→ Record list:
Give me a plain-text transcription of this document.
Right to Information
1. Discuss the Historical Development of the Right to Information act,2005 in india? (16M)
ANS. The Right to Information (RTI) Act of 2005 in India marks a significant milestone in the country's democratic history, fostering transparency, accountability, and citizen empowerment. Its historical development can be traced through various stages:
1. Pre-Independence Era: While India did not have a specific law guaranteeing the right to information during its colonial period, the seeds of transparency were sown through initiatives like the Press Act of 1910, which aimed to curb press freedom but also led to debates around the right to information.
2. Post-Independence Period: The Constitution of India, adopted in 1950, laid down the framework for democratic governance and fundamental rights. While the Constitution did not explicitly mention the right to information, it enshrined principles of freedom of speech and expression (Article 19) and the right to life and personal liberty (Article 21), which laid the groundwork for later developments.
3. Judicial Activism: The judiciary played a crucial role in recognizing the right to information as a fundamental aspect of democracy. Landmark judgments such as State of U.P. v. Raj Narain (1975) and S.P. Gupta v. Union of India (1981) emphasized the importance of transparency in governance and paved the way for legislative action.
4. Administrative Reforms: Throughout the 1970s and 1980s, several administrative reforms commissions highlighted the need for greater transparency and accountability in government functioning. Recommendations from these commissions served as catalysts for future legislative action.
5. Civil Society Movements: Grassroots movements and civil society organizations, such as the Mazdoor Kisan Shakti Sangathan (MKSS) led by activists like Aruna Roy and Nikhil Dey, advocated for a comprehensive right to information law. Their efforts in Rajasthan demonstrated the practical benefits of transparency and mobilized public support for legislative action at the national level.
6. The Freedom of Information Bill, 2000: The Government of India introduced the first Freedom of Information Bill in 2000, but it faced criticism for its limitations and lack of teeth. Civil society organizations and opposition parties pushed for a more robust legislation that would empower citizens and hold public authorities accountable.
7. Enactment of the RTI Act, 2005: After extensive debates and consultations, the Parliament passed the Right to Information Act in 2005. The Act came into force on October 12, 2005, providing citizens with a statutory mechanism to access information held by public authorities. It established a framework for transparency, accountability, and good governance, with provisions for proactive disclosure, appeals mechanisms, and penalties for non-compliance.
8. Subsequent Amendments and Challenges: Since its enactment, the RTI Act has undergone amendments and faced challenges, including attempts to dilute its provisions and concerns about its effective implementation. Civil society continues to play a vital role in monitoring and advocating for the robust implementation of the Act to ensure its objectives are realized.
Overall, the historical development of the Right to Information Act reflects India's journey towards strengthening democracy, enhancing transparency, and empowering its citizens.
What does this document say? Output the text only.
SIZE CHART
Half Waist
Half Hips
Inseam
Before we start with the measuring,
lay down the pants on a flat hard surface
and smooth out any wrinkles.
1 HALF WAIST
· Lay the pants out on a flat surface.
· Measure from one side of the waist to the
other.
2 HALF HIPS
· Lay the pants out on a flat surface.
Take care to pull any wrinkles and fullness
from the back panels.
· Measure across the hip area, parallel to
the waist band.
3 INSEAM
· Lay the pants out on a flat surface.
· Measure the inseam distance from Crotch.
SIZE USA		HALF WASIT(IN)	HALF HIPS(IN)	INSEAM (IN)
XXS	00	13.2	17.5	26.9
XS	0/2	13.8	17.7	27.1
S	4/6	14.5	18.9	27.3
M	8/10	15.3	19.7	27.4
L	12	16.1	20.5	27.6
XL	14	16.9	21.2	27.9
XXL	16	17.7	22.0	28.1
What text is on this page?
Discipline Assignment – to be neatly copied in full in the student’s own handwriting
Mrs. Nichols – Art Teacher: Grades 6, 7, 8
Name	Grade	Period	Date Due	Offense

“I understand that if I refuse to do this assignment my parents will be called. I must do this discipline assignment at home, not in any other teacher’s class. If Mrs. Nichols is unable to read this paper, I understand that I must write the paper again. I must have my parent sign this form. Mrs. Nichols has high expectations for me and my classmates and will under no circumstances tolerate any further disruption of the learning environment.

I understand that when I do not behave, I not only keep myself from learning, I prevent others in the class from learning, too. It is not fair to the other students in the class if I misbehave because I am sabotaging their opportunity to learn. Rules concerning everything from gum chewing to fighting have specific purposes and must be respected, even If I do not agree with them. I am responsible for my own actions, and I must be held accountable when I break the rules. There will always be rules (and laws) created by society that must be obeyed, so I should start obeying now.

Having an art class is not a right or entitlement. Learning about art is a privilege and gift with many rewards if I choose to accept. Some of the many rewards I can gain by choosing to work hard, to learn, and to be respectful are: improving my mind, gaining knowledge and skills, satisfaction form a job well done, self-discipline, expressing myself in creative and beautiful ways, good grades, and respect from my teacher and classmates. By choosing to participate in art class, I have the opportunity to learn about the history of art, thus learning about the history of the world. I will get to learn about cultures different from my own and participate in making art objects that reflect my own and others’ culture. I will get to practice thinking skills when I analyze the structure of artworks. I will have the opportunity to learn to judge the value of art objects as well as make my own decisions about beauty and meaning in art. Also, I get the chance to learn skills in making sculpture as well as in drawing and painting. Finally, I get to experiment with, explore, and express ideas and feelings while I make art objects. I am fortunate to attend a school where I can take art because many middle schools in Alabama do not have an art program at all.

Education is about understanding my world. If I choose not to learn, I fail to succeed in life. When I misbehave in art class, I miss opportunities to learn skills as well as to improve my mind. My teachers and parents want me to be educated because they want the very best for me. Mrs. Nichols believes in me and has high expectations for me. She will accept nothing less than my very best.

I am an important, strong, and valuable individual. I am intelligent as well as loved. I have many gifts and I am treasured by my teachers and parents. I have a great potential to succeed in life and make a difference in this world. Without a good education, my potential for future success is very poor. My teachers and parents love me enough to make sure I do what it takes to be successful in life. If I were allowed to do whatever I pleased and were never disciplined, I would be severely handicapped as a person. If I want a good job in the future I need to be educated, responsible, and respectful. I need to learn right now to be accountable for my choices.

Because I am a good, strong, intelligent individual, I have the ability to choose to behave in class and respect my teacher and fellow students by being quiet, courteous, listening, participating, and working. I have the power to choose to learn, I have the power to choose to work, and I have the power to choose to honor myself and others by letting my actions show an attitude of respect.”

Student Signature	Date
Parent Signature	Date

→ Problem requirements: Gather up every line in the data above that contains the word "Measure", copying each one.

→ Result of this task:
· Measure from one side of the waist to the
· Measure across the hip area, parallel to
· Measure the inseam distance from Crotch.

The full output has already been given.